TASK PROMPT:
In full and without alteration, repeat the material.

MATERIALS PROVIDED:
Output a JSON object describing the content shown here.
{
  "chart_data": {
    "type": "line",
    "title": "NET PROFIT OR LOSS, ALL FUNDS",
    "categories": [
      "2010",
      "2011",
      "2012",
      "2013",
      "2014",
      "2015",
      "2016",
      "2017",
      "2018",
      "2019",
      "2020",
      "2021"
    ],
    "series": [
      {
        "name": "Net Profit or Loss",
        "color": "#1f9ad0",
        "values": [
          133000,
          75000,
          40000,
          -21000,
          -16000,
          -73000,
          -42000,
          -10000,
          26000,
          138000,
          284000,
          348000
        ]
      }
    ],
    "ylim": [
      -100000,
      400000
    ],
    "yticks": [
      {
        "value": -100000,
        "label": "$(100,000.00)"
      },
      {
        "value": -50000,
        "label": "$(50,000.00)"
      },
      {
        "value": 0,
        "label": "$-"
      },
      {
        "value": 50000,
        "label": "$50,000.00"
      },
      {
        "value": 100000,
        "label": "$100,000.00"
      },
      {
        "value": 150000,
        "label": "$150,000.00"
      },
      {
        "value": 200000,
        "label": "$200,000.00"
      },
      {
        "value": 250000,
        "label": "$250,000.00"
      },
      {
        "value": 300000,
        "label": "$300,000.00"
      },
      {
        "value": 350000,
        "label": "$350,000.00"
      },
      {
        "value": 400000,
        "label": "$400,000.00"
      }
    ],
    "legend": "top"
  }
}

EXERCISE RESPONSE:
Output a JSON object describing the content shown here.
{
  "chart_data": {
    "type": "line",
    "title": "NET PROFIT OR LOSS, ALL FUNDS",
    "categories": [
      "2010",
      "2011",
      "2012",
      "2013",
      "2014",
      "2015",
      "2016",
      "2017",
      "2018",
      "2019",
      "2020",
      "2021"
    ],
    "series": [
      {
        "name": "Net Profit or Loss",
        "color": "#1f9ad0",
        "values": [
          133000,
          75000,
          40000,
          -21000,
          -16000,
          -73000,
          -42000,
          -10000,
          26000,
          138000,
          284000,
          348000
        ]
      }
    ],
    "ylim": [
      -100000,
      400000
    ],
    "yticks": [
      {
        "value": -100000,
        "label": "$(100,000.00)"
      },
      {
        "value": -50000,
        "label": "$(50,000.00)"
      },
      {
        "value": 0,
        "label": "$-"
      },
      {
        "value": 50000,
        "label": "$50,000.00"
      },
      {
        "value": 100000,
        "label": "$100,000.00"
      },
      {
        "value": 150000,
        "label": "$150,000.00"
      },
      {
        "value": 200000,
        "label": "$200,000.00"
      },
      {
        "value": 250000,
        "label": "$250,000.00"
      },
      {
        "value": 300000,
        "label": "$300,000.00"
      },
      {
        "value": 350000,
        "label": "$350,000.00"
      },
      {
        "value": 400000,
        "label": "$400,000.00"
      }
    ],
    "legend": "top"
  }
}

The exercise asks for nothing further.